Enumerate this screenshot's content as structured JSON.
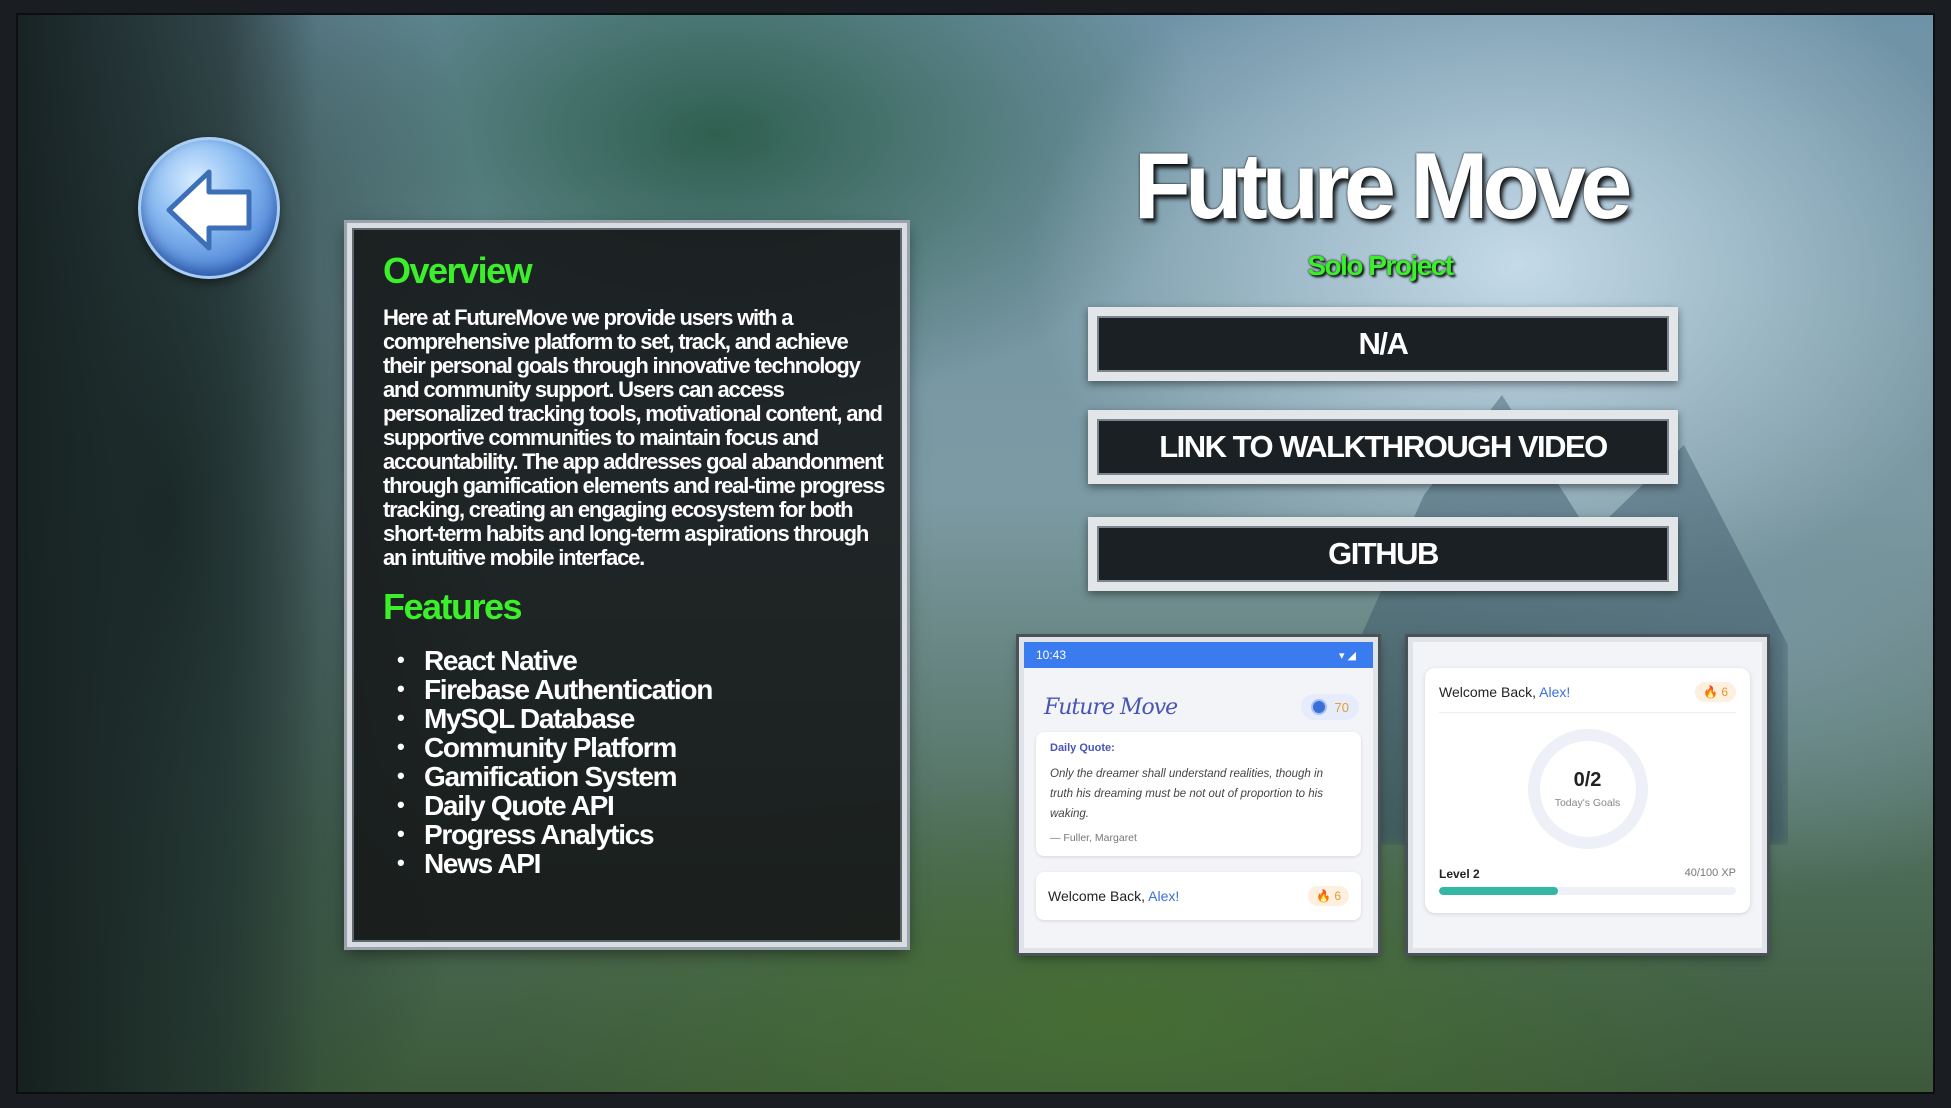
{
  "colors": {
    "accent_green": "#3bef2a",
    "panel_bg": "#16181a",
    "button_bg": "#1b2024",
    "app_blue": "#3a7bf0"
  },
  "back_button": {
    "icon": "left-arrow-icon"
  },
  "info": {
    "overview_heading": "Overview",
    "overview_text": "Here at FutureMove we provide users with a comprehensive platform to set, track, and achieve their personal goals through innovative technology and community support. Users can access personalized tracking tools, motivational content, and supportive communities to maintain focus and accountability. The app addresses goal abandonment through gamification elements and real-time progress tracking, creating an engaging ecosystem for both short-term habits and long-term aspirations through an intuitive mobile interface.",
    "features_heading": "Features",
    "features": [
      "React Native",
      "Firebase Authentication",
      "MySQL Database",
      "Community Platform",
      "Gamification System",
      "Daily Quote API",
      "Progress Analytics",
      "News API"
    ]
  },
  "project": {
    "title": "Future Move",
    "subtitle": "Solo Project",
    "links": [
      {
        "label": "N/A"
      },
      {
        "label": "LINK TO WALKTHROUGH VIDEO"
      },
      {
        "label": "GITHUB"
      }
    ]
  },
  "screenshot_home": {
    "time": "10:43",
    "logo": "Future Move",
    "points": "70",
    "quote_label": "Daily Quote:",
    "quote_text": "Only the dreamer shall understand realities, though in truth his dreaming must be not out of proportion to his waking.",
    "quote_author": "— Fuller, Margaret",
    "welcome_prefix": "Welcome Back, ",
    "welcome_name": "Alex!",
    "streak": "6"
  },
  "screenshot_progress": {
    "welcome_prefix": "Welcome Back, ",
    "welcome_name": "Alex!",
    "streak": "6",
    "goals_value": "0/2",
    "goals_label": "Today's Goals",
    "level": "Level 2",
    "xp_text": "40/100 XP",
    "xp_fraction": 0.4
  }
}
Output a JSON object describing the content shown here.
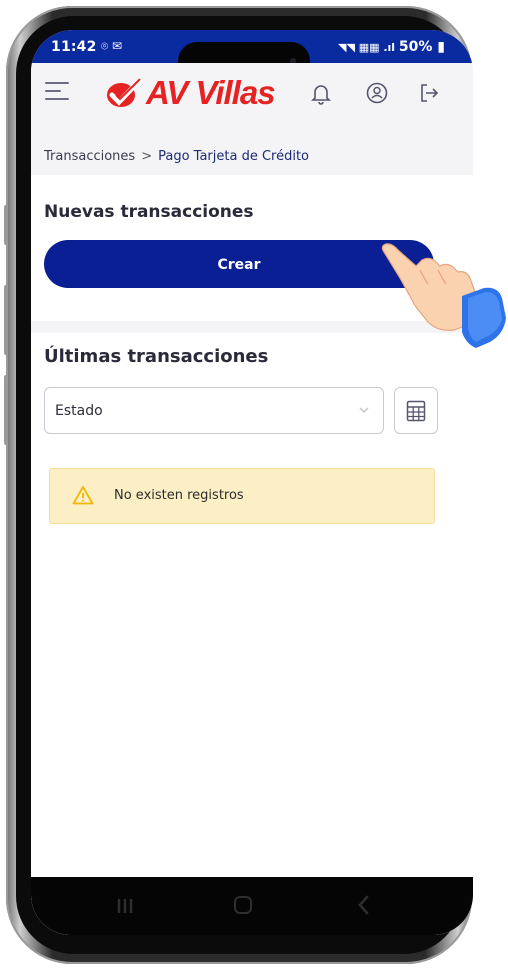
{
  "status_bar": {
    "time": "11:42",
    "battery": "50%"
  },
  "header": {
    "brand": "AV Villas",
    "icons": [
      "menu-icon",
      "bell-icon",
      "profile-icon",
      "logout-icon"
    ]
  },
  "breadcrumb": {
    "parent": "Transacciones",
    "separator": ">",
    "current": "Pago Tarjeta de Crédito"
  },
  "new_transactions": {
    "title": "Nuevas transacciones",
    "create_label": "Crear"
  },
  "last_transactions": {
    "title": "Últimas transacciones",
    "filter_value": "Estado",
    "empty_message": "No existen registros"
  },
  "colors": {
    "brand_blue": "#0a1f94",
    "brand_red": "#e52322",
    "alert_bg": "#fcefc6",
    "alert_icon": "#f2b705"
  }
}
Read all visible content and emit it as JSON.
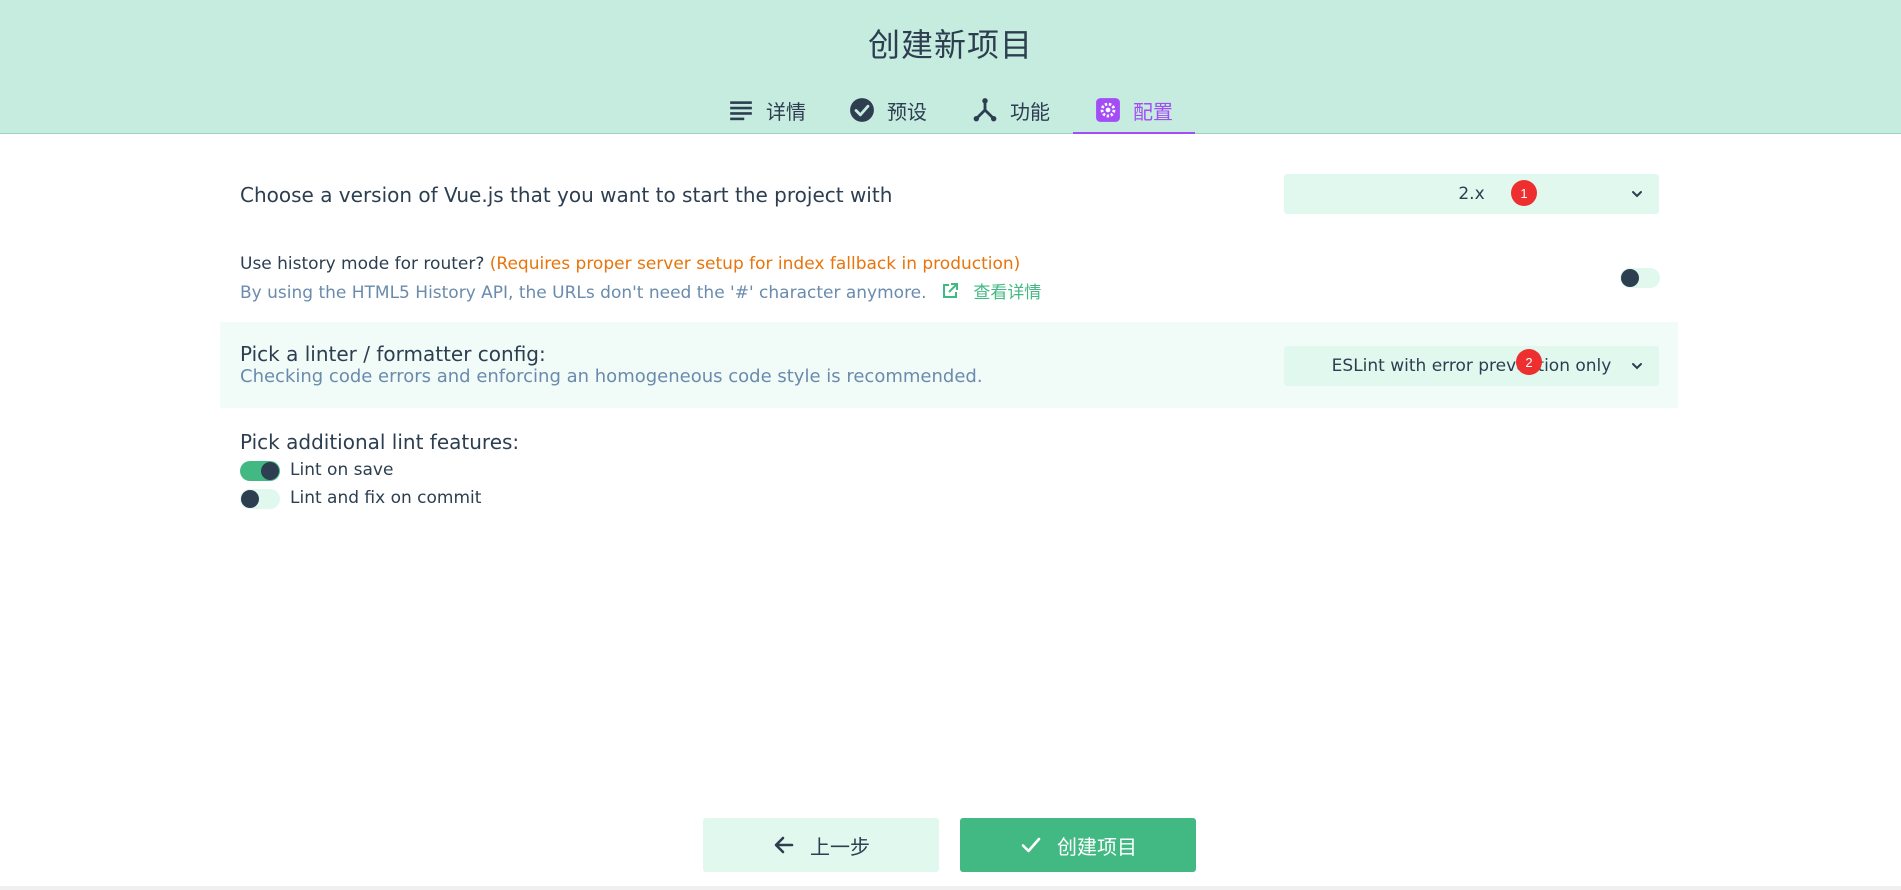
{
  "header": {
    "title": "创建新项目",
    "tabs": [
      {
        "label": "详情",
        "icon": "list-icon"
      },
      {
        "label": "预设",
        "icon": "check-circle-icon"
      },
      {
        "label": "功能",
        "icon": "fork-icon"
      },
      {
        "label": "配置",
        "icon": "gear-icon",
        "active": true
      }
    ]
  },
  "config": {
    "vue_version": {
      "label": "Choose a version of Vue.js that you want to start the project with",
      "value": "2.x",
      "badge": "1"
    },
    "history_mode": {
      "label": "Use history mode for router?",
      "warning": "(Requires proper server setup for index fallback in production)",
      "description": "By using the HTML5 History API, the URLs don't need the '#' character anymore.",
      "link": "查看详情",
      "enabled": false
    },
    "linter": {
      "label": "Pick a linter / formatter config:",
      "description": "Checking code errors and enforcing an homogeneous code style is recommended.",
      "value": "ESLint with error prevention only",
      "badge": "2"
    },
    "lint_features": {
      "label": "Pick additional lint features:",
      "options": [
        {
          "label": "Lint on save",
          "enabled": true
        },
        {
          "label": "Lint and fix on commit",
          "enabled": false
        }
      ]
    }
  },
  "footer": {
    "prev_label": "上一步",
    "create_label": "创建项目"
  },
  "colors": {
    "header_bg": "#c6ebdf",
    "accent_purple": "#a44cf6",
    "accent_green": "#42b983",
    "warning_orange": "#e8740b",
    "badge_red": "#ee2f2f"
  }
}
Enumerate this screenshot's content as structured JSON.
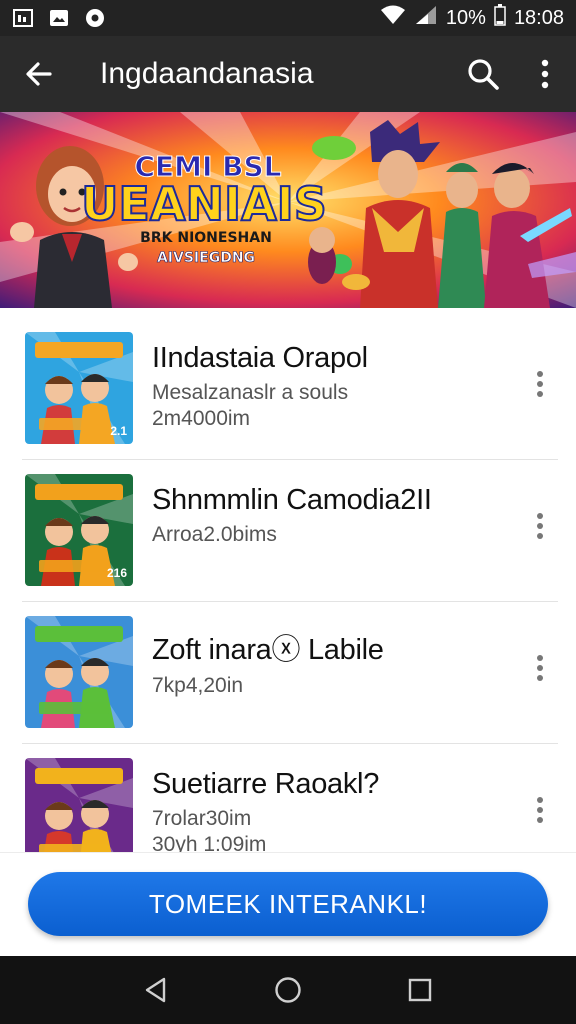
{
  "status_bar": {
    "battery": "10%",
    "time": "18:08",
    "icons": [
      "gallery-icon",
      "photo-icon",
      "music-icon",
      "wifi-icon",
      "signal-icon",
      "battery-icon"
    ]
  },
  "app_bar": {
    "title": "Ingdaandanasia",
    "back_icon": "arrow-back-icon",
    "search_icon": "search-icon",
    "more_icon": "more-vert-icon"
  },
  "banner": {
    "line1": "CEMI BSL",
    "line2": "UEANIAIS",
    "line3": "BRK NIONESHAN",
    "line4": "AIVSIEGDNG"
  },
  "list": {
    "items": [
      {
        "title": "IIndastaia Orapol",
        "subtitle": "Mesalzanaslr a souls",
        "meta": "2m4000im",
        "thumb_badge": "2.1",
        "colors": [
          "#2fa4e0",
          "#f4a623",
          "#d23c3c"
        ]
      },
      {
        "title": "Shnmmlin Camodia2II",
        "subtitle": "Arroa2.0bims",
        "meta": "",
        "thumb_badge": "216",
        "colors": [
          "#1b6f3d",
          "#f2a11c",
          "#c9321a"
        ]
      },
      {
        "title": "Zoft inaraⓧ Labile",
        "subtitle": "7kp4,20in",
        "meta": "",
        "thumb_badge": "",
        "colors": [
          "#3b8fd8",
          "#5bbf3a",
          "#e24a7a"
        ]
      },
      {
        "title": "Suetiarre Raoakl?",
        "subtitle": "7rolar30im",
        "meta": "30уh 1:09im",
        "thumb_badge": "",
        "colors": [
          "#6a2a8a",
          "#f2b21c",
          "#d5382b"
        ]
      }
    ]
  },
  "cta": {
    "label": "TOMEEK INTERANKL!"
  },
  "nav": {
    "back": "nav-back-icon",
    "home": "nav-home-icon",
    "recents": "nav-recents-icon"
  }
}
·····
> **TASK OBJECTIVE**
Output all of the records exactly as they appear above, but not the pictures.

> **SOLUTION BELOW**
Enumerate this screenshot's content as structured JSON.
{
  "colors": {
    "accent_green": "#3bef2a",
    "panel_bg": "#16181a",
    "button_bg": "#1b2024",
    "app_blue": "#3a7bf0"
  },
  "back_button": {
    "icon": "left-arrow-icon"
  },
  "info": {
    "overview_heading": "Overview",
    "overview_text": "Here at FutureMove we provide users with a comprehensive platform to set, track, and achieve their personal goals through innovative technology and community support. Users can access personalized tracking tools, motivational content, and supportive communities to maintain focus and accountability. The app addresses goal abandonment through gamification elements and real-time progress tracking, creating an engaging ecosystem for both short-term habits and long-term aspirations through an intuitive mobile interface.",
    "features_heading": "Features",
    "features": [
      "React Native",
      "Firebase Authentication",
      "MySQL Database",
      "Community Platform",
      "Gamification System",
      "Daily Quote API",
      "Progress Analytics",
      "News API"
    ]
  },
  "project": {
    "title": "Future Move",
    "subtitle": "Solo Project",
    "links": [
      {
        "label": "N/A"
      },
      {
        "label": "LINK TO WALKTHROUGH VIDEO"
      },
      {
        "label": "GITHUB"
      }
    ]
  },
  "screenshot_home": {
    "time": "10:43",
    "logo": "Future Move",
    "points": "70",
    "quote_label": "Daily Quote:",
    "quote_text": "Only the dreamer shall understand realities, though in truth his dreaming must be not out of proportion to his waking.",
    "quote_author": "— Fuller, Margaret",
    "welcome_prefix": "Welcome Back, ",
    "welcome_name": "Alex!",
    "streak": "6"
  },
  "screenshot_progress": {
    "welcome_prefix": "Welcome Back, ",
    "welcome_name": "Alex!",
    "streak": "6",
    "goals_value": "0/2",
    "goals_label": "Today's Goals",
    "level": "Level 2",
    "xp_text": "40/100 XP",
    "xp_fraction": 0.4
  }
}
Output a JSON object describing the content shown here.
{
  "status_bar": {
    "time": "11:42",
    "battery": "50%"
  },
  "header": {
    "brand": "AV Villas",
    "icons": [
      "menu-icon",
      "bell-icon",
      "profile-icon",
      "logout-icon"
    ]
  },
  "breadcrumb": {
    "parent": "Transacciones",
    "separator": ">",
    "current": "Pago Tarjeta de Crédito"
  },
  "new_transactions": {
    "title": "Nuevas transacciones",
    "create_label": "Crear"
  },
  "last_transactions": {
    "title": "Últimas transacciones",
    "filter_value": "Estado",
    "empty_message": "No existen registros"
  },
  "colors": {
    "brand_blue": "#0a1f94",
    "brand_red": "#e52322",
    "alert_bg": "#fcefc6",
    "alert_icon": "#f2b705"
  }
}
Read all visible content and emit it as JSON.
{
  "header": {
    "title": "创建新项目",
    "tabs": [
      {
        "label": "详情",
        "icon": "list-icon"
      },
      {
        "label": "预设",
        "icon": "check-circle-icon"
      },
      {
        "label": "功能",
        "icon": "fork-icon"
      },
      {
        "label": "配置",
        "icon": "gear-icon",
        "active": true
      }
    ]
  },
  "config": {
    "vue_version": {
      "label": "Choose a version of Vue.js that you want to start the project with",
      "value": "2.x",
      "badge": "1"
    },
    "history_mode": {
      "label": "Use history mode for router?",
      "warning": "(Requires proper server setup for index fallback in production)",
      "description": "By using the HTML5 History API, the URLs don't need the '#' character anymore.",
      "link": "查看详情",
      "enabled": false
    },
    "linter": {
      "label": "Pick a linter / formatter config:",
      "description": "Checking code errors and enforcing an homogeneous code style is recommended.",
      "value": "ESLint with error prevention only",
      "badge": "2"
    },
    "lint_features": {
      "label": "Pick additional lint features:",
      "options": [
        {
          "label": "Lint on save",
          "enabled": true
        },
        {
          "label": "Lint and fix on commit",
          "enabled": false
        }
      ]
    }
  },
  "footer": {
    "prev_label": "上一步",
    "create_label": "创建项目"
  },
  "colors": {
    "header_bg": "#c6ebdf",
    "accent_purple": "#a44cf6",
    "accent_green": "#42b983",
    "warning_orange": "#e8740b",
    "badge_red": "#ee2f2f"
  }
}
Enumerate this screenshot's content as structured JSON.
{
  "status_bar": {
    "battery": "10%",
    "time": "18:08",
    "icons": [
      "gallery-icon",
      "photo-icon",
      "music-icon",
      "wifi-icon",
      "signal-icon",
      "battery-icon"
    ]
  },
  "app_bar": {
    "title": "Ingdaandanasia",
    "back_icon": "arrow-back-icon",
    "search_icon": "search-icon",
    "more_icon": "more-vert-icon"
  },
  "banner": {
    "line1": "CEMI BSL",
    "line2": "UEANIAIS",
    "line3": "BRK NIONESHAN",
    "line4": "AIVSIEGDNG"
  },
  "list": {
    "items": [
      {
        "title": "IIndastaia Orapol",
        "subtitle": "Mesalzanaslr a souls",
        "meta": "2m4000im",
        "thumb_badge": "2.1",
        "colors": [
          "#2fa4e0",
          "#f4a623",
          "#d23c3c"
        ]
      },
      {
        "title": "Shnmmlin Camodia2II",
        "subtitle": "Arroa2.0bims",
        "meta": "",
        "thumb_badge": "216",
        "colors": [
          "#1b6f3d",
          "#f2a11c",
          "#c9321a"
        ]
      },
      {
        "title": "Zoft inaraⓧ Labile",
        "subtitle": "7kp4,20in",
        "meta": "",
        "thumb_badge": "",
        "colors": [
          "#3b8fd8",
          "#5bbf3a",
          "#e24a7a"
        ]
      },
      {
        "title": "Suetiarre Raoakl?",
        "subtitle": "7rolar30im",
        "meta": "30уh 1:09im",
        "thumb_badge": "",
        "colors": [
          "#6a2a8a",
          "#f2b21c",
          "#d5382b"
        ]
      }
    ]
  },
  "cta": {
    "label": "TOMEEK INTERANKL!"
  },
  "nav": {
    "back": "nav-back-icon",
    "home": "nav-home-icon",
    "recents": "nav-recents-icon"
  }
}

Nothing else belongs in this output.